WHAT YOU ARE ASKED TO DO: Make an exact copy of all the records.

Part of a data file
<<<<
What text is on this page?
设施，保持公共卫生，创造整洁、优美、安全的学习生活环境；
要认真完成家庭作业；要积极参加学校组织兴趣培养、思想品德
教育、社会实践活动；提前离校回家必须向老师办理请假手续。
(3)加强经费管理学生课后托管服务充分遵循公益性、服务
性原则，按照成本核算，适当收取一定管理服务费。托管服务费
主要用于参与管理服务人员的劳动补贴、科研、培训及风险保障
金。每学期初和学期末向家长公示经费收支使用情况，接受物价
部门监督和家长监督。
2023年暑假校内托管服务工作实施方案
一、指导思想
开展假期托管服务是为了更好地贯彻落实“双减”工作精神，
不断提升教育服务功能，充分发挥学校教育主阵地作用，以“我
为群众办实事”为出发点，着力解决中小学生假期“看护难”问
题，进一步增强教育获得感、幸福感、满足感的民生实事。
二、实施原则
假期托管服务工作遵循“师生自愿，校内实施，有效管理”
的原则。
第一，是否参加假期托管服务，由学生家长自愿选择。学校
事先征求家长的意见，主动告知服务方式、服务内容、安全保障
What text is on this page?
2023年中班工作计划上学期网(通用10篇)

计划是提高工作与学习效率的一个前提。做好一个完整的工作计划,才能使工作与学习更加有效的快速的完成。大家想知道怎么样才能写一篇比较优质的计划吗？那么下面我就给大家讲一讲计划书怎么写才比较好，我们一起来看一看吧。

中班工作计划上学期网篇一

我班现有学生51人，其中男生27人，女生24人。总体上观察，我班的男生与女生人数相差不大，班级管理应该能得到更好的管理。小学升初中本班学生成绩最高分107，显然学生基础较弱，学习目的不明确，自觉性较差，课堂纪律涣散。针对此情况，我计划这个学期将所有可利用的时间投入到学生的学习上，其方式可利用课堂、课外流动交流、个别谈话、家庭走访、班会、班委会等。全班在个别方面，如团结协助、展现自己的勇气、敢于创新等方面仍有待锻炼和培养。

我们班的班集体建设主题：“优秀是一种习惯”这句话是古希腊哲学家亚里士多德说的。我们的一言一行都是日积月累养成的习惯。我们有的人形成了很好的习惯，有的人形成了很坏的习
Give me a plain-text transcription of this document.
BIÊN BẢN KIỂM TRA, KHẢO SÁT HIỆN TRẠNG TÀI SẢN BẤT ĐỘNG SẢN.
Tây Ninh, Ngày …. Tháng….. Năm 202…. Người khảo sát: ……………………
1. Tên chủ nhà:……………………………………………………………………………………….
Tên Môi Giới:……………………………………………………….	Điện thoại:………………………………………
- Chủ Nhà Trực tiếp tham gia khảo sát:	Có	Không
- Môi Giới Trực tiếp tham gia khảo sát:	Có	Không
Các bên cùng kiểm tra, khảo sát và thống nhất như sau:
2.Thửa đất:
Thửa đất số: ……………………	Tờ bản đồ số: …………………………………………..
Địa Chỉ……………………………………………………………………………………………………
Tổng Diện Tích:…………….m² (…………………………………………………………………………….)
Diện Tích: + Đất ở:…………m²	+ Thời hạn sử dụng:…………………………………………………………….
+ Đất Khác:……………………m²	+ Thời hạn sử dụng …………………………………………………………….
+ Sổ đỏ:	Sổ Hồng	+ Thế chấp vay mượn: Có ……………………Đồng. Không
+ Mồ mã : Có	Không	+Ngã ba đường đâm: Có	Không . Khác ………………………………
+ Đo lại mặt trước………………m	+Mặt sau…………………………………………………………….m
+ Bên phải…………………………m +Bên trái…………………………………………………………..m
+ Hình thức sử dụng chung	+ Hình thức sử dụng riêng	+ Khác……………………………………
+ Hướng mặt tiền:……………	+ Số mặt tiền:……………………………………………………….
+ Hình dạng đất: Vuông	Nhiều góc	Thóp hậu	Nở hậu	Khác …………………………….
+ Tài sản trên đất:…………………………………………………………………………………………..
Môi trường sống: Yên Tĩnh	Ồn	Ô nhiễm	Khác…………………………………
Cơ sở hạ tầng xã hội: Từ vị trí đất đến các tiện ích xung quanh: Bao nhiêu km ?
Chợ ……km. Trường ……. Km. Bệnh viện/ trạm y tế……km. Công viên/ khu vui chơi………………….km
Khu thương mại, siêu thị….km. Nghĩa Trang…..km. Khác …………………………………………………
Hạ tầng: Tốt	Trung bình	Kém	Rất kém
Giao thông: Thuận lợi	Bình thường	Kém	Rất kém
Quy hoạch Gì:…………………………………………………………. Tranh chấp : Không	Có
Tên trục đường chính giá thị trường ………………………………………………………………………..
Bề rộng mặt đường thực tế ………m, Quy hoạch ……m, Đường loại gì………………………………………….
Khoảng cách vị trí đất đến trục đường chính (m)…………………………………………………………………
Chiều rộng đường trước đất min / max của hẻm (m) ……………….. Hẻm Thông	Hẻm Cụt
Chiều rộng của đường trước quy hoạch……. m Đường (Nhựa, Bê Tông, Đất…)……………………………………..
>>>>
OUTPUT FOR THIS EXERCISE:
What text is on this page?
设施，保持公共卫生，创造整洁、优美、安全的学习生活环境；
要认真完成家庭作业；要积极参加学校组织兴趣培养、思想品德
教育、社会实践活动；提前离校回家必须向老师办理请假手续。
(3)加强经费管理学生课后托管服务充分遵循公益性、服务
性原则，按照成本核算，适当收取一定管理服务费。托管服务费
主要用于参与管理服务人员的劳动补贴、科研、培训及风险保障
金。每学期初和学期末向家长公示经费收支使用情况，接受物价
部门监督和家长监督。
2023年暑假校内托管服务工作实施方案
一、指导思想
开展假期托管服务是为了更好地贯彻落实“双减”工作精神，
不断提升教育服务功能，充分发挥学校教育主阵地作用，以“我
为群众办实事”为出发点，着力解决中小学生假期“看护难”问
题，进一步增强教育获得感、幸福感、满足感的民生实事。
二、实施原则
假期托管服务工作遵循“师生自愿，校内实施，有效管理”
的原则。
第一，是否参加假期托管服务，由学生家长自愿选择。学校
事先征求家长的意见，主动告知服务方式、服务内容、安全保障
What text is on this page?
2023年中班工作计划上学期网(通用10篇)

计划是提高工作与学习效率的一个前提。做好一个完整的工作计划,才能使工作与学习更加有效的快速的完成。大家想知道怎么样才能写一篇比较优质的计划吗？那么下面我就给大家讲一讲计划书怎么写才比较好，我们一起来看一看吧。

中班工作计划上学期网篇一

我班现有学生51人，其中男生27人，女生24人。总体上观察，我班的男生与女生人数相差不大，班级管理应该能得到更好的管理。小学升初中本班学生成绩最高分107，显然学生基础较弱，学习目的不明确，自觉性较差，课堂纪律涣散。针对此情况，我计划这个学期将所有可利用的时间投入到学生的学习上，其方式可利用课堂、课外流动交流、个别谈话、家庭走访、班会、班委会等。全班在个别方面，如团结协助、展现自己的勇气、敢于创新等方面仍有待锻炼和培养。

我们班的班集体建设主题：“优秀是一种习惯”这句话是古希腊哲学家亚里士多德说的。我们的一言一行都是日积月累养成的习惯。我们有的人形成了很好的习惯，有的人形成了很坏的习
Give me a plain-text transcription of this document.
BIÊN BẢN KIỂM TRA, KHẢO SÁT HIỆN TRẠNG TÀI SẢN BẤT ĐỘNG SẢN.
Tây Ninh, Ngày …. Tháng….. Năm 202…. Người khảo sát: ……………………
1. Tên chủ nhà:……………………………………………………………………………………….
Tên Môi Giới:……………………………………………………….	Điện thoại:………………………………………
- Chủ Nhà Trực tiếp tham gia khảo sát:	Có	Không
- Môi Giới Trực tiếp tham gia khảo sát:	Có	Không
Các bên cùng kiểm tra, khảo sát và thống nhất như sau:
2.Thửa đất:
Thửa đất số: ……………………	Tờ bản đồ số: …………………………………………..
Địa Chỉ……………………………………………………………………………………………………
Tổng Diện Tích:…………….m² (…………………………………………………………………………….)
Diện Tích: + Đất ở:…………m²	+ Thời hạn sử dụng:…………………………………………………………….
+ Đất Khác:……………………m²	+ Thời hạn sử dụng …………………………………………………………….
+ Sổ đỏ:	Sổ Hồng	+ Thế chấp vay mượn: Có ……………………Đồng. Không
+ Mồ mã : Có	Không	+Ngã ba đường đâm: Có	Không . Khác ………………………………
+ Đo lại mặt trước………………m	+Mặt sau…………………………………………………………….m
+ Bên phải…………………………m +Bên trái…………………………………………………………..m
+ Hình thức sử dụng chung	+ Hình thức sử dụng riêng	+ Khác……………………………………
+ Hướng mặt tiền:……………	+ Số mặt tiền:……………………………………………………….
+ Hình dạng đất: Vuông	Nhiều góc	Thóp hậu	Nở hậu	Khác …………………………….
+ Tài sản trên đất:…………………………………………………………………………………………..
Môi trường sống: Yên Tĩnh	Ồn	Ô nhiễm	Khác…………………………………
Cơ sở hạ tầng xã hội: Từ vị trí đất đến các tiện ích xung quanh: Bao nhiêu km ?
Chợ ……km. Trường ……. Km. Bệnh viện/ trạm y tế……km. Công viên/ khu vui chơi………………….km
Khu thương mại, siêu thị….km. Nghĩa Trang…..km. Khác …………………………………………………
Hạ tầng: Tốt	Trung bình	Kém	Rất kém
Giao thông: Thuận lợi	Bình thường	Kém	Rất kém
Quy hoạch Gì:…………………………………………………………. Tranh chấp : Không	Có
Tên trục đường chính giá thị trường ………………………………………………………………………..
Bề rộng mặt đường thực tế ………m, Quy hoạch ……m, Đường loại gì………………………………………….
Khoảng cách vị trí đất đến trục đường chính (m)…………………………………………………………………
Chiều rộng đường trước đất min / max của hẻm (m) ……………….. Hẻm Thông	Hẻm Cụt
Chiều rộng của đường trước quy hoạch……. m Đường (Nhựa, Bê Tông, Đất…)……………………………………..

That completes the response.